_Set problem_
Can you turn the lines from the one containing "password-field-container bbox=[32, 443, 453, 481]" through the one containing "sign-up-link[interactable]: Not a", both included, into a JSON list of strings with one string per line and blank lines left out?
*** Material to process ***
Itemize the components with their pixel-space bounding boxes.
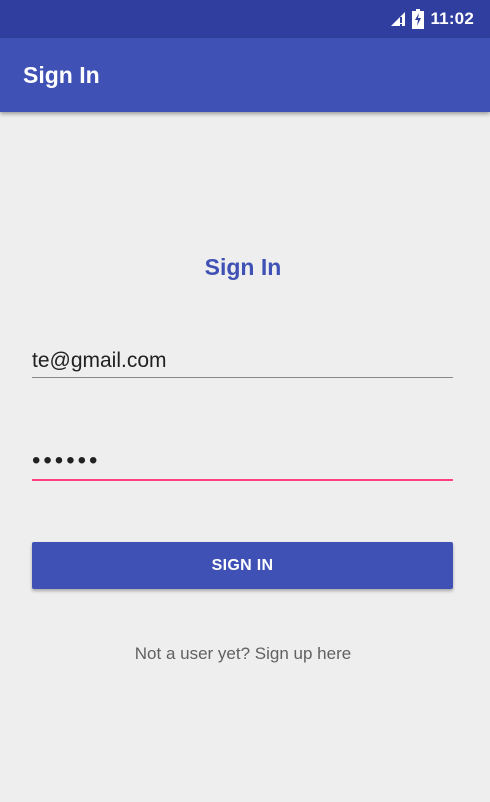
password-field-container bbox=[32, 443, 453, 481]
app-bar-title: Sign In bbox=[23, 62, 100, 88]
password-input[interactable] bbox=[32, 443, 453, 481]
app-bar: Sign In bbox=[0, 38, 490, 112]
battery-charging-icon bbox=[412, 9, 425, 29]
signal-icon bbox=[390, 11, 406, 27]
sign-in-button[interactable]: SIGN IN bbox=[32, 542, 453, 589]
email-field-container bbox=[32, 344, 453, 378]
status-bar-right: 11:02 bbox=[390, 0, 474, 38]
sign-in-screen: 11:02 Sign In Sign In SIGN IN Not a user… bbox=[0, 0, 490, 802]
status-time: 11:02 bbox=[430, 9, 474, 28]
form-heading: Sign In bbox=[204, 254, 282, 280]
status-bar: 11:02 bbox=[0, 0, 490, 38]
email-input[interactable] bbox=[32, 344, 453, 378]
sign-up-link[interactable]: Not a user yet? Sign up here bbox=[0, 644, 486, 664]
***
*** Material to process ***
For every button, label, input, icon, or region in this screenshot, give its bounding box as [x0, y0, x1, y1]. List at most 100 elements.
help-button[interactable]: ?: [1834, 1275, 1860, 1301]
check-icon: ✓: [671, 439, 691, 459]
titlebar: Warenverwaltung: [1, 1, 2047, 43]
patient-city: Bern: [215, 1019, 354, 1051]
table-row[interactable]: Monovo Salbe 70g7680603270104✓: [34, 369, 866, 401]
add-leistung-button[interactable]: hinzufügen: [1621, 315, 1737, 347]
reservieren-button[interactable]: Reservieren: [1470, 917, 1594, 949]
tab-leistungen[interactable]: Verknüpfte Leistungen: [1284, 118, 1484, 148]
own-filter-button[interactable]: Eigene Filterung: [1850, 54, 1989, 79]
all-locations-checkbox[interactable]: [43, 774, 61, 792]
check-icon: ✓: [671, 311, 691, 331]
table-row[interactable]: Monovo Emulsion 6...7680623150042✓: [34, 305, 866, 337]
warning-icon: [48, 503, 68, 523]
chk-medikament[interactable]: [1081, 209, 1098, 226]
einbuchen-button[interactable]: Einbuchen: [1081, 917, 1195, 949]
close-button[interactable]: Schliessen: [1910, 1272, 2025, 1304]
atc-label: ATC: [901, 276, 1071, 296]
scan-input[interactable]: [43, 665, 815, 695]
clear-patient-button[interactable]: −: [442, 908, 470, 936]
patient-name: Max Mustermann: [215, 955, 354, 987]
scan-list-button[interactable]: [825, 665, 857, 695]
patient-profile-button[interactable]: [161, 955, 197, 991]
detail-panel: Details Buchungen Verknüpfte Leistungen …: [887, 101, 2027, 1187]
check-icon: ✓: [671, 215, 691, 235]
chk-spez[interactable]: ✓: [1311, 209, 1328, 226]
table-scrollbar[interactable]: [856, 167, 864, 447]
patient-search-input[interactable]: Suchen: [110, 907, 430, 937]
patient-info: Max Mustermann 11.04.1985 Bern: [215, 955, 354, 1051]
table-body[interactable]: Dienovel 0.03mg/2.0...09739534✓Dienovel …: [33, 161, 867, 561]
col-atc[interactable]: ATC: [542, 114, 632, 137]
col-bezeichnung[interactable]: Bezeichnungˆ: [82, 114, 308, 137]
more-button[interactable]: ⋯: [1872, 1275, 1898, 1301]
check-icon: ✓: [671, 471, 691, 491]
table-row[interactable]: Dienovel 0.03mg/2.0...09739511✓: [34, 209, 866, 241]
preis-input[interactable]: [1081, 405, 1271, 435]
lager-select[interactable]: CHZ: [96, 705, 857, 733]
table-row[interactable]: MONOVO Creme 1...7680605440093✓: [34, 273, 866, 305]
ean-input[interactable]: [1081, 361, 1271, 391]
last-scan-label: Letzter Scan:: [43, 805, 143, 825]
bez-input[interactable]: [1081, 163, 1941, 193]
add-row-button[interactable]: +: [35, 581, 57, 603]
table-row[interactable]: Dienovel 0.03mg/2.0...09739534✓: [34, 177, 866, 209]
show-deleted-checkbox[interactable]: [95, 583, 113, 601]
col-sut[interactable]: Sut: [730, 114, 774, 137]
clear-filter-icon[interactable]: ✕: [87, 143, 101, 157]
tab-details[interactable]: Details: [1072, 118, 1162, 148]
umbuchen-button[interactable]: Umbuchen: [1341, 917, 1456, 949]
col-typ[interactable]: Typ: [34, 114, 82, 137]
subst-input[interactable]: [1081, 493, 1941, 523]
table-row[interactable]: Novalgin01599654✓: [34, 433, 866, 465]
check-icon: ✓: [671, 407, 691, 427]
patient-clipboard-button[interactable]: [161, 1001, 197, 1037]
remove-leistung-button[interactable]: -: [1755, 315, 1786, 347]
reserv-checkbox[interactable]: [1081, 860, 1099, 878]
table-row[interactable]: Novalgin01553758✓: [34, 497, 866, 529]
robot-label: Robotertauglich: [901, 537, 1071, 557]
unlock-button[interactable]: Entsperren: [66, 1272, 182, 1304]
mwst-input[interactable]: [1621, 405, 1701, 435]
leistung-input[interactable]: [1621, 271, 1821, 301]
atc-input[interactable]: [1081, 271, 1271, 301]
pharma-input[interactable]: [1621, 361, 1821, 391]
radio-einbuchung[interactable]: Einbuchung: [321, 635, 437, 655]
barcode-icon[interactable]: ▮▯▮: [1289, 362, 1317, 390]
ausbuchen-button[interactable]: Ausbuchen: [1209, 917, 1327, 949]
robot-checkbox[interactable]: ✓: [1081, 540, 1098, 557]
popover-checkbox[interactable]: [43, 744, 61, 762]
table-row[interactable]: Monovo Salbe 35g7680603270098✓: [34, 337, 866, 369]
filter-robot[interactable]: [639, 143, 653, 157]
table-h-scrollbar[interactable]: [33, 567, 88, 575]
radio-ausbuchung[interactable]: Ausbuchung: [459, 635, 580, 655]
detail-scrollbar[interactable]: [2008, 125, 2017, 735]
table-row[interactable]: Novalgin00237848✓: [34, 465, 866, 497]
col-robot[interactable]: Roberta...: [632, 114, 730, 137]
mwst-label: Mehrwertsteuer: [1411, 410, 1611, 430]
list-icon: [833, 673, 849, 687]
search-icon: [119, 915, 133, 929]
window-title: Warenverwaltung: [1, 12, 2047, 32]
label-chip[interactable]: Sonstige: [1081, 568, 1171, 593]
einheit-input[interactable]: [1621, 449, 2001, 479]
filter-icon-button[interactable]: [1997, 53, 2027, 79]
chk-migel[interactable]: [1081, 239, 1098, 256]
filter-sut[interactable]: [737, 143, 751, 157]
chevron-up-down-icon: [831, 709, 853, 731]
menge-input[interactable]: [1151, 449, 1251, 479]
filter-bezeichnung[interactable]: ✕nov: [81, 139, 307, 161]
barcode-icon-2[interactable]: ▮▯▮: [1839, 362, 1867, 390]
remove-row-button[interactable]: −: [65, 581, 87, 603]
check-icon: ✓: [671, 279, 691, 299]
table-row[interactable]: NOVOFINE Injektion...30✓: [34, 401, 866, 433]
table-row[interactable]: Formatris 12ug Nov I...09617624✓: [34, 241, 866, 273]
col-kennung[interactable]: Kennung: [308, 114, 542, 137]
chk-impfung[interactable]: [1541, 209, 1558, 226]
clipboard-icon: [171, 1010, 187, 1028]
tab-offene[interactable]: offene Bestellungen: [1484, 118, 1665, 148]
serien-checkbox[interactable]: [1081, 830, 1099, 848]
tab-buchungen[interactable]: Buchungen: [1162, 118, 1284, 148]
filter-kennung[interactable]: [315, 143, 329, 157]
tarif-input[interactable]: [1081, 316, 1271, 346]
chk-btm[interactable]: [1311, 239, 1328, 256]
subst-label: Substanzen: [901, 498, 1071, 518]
***
_Solution to the problem_
[
  "password-field-container bbox=[32, 443, 453, 481]",
  "app-bar-title: Sign In bbox=[23, 62, 100, 88]",
  "password-input[interactable] bbox=[32, 443, 453, 481]",
  "app-bar: Sign In bbox=[0, 38, 490, 112]",
  "battery-charging-icon bbox=[412, 9, 425, 29]",
  "signal-icon bbox=[390, 11, 406, 27]",
  "sign-in-button[interactable]: SIGN IN bbox=[32, 542, 453, 589]",
  "email-field-container bbox=[32, 344, 453, 378]",
  "status-bar-right: 11:02 bbox=[390, 0, 474, 38]",
  "sign-in-screen: 11:02 Sign In Sign In SIGN IN Not a user… bbox=[0, 0, 490, 802]",
  "status-time: 11:02 bbox=[430, 9, 474, 28]",
  "form-heading: Sign In bbox=[204, 254, 282, 280]",
  "status-bar: 11:02 bbox=[0, 0, 490, 38]",
  "email-input[interactable] bbox=[32, 344, 453, 378]",
  "sign-up-link[interactable]: Not a user yet? Sign up here bbox=[0, 644, 486, 664]"
]